◆ **WHAT IS NEEDED**
For the data that follows, report how many lines contain the word "现金券发放列表", and nothing else.

### INFORMATION PROVIDED ###

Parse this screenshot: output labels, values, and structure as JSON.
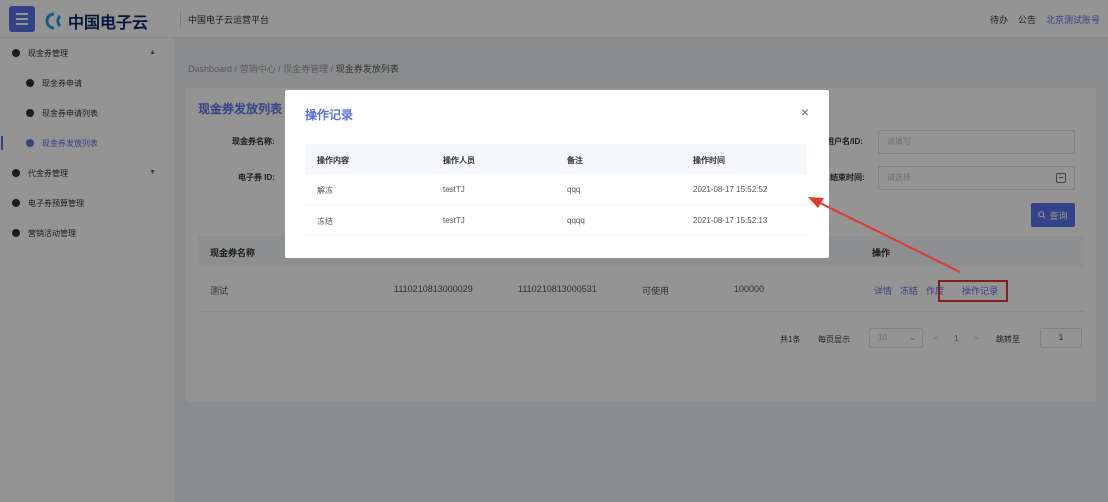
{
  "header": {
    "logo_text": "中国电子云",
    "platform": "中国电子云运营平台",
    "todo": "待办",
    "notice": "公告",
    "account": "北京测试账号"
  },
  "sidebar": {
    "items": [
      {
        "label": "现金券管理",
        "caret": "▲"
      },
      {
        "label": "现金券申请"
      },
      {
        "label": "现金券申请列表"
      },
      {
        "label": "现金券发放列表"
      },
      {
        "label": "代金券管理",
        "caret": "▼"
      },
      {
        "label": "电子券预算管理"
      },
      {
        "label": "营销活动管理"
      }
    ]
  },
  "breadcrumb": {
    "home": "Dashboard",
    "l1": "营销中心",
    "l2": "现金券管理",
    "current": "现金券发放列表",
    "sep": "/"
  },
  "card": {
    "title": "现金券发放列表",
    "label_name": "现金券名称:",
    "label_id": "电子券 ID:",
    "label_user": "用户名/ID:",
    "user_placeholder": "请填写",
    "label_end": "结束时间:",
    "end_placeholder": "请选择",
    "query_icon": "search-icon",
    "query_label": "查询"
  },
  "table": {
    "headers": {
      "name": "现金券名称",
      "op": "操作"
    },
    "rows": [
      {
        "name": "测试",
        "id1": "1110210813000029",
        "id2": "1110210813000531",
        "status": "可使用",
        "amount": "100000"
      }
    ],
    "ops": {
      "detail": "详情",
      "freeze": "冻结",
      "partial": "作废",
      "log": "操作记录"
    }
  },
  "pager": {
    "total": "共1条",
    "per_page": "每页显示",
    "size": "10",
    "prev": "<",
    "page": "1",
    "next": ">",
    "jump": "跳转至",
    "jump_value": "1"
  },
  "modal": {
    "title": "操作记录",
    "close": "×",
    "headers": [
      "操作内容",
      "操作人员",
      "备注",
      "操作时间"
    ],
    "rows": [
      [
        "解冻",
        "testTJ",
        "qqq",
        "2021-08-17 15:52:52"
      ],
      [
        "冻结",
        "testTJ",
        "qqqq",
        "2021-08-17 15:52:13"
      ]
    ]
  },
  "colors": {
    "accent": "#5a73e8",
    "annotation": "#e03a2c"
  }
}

###

◆ **EXPECTED OUTPUT**
3